= LISTED ENTRIES =
'''
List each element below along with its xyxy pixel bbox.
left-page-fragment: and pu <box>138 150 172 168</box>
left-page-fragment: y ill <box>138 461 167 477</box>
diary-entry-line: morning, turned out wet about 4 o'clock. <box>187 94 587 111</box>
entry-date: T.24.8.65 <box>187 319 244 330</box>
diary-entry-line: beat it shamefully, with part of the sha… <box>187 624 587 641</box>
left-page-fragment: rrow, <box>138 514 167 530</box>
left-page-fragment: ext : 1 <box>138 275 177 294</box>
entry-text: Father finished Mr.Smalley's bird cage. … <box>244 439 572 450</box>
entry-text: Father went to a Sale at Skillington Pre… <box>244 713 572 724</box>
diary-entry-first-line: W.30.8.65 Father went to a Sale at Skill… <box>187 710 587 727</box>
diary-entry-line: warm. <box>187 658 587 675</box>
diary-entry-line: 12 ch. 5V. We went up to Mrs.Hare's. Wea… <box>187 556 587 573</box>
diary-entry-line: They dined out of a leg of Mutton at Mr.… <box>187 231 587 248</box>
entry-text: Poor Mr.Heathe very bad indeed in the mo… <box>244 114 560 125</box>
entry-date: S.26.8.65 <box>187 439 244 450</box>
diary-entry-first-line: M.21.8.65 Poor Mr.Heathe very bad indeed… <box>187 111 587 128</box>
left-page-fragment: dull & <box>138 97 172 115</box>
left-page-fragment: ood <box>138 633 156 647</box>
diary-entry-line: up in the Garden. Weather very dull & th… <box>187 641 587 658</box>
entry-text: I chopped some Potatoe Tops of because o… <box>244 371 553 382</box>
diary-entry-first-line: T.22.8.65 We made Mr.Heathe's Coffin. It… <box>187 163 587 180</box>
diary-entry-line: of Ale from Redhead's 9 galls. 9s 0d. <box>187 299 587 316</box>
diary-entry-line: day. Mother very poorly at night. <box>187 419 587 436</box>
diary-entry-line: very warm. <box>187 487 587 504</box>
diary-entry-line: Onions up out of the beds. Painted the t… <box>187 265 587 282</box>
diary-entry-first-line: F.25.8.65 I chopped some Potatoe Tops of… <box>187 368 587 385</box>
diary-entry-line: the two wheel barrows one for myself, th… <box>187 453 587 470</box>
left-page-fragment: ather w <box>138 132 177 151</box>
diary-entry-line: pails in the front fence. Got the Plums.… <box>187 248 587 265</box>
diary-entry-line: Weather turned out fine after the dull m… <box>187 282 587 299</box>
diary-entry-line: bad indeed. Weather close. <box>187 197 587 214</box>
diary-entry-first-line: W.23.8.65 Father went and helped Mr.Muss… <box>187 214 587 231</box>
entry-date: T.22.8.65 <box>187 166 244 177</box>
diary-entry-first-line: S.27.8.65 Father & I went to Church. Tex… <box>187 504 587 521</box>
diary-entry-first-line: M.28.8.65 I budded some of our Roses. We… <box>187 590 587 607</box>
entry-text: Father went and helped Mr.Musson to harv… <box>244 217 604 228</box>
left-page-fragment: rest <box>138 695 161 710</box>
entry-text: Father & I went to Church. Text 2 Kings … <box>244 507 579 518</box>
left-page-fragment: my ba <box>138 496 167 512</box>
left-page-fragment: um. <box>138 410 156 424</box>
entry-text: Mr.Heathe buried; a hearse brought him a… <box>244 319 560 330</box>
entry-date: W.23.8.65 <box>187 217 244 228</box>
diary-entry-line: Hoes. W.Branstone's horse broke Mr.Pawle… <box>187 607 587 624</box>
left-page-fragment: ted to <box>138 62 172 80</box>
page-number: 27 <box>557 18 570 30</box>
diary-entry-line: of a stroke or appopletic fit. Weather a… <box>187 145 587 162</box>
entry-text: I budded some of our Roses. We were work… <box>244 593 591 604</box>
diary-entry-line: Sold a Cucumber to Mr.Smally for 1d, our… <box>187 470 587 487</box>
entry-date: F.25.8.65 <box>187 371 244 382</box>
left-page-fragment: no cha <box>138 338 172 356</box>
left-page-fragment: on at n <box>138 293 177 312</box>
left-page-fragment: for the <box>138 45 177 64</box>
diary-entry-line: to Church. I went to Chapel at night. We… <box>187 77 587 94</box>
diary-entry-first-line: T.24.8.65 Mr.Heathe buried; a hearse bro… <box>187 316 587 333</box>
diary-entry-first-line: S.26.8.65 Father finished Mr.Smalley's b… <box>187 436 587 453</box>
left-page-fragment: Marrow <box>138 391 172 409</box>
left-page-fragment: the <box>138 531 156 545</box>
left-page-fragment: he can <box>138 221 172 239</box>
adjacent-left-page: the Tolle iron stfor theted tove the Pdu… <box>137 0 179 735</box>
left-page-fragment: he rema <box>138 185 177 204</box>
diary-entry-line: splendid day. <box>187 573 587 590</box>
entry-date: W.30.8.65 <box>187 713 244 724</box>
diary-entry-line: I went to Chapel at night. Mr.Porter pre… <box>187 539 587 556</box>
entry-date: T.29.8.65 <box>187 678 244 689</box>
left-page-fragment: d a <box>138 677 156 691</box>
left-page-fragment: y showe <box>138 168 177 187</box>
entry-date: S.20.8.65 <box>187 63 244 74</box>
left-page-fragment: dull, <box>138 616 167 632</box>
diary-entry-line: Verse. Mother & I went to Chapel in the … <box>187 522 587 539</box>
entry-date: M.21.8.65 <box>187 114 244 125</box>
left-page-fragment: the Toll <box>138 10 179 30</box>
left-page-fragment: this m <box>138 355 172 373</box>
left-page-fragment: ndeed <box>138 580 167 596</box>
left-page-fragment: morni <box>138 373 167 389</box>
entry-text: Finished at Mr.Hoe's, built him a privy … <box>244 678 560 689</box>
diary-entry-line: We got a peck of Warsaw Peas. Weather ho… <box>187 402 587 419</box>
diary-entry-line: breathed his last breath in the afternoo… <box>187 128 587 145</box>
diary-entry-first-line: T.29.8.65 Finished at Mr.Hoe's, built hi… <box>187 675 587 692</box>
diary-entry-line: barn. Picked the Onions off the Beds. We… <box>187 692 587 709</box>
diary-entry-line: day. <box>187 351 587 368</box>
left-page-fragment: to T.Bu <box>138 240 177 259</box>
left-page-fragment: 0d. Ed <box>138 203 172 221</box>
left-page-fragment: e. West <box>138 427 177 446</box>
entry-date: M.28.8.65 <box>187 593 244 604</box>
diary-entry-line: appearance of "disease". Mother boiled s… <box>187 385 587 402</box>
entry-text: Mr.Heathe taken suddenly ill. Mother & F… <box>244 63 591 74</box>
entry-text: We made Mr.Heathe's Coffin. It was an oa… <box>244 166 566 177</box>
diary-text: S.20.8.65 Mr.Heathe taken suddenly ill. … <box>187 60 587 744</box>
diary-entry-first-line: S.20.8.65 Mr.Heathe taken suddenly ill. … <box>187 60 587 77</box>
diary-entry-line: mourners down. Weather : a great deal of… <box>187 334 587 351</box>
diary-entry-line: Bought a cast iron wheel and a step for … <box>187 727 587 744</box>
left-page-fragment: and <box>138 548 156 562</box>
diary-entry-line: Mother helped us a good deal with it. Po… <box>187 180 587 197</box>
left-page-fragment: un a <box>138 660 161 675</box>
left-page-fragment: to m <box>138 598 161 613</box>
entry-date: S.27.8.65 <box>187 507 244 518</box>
'''
Please identify every line in the entries above that contains the word "deal", treating uppercase and lowercase as different, and copy each of those lines in full.

diary-entry-line: mourners down. Weather : a great deal of… <box>187 334 587 351</box>
diary-entry-line: Mother helped us a good deal with it. Po… <box>187 180 587 197</box>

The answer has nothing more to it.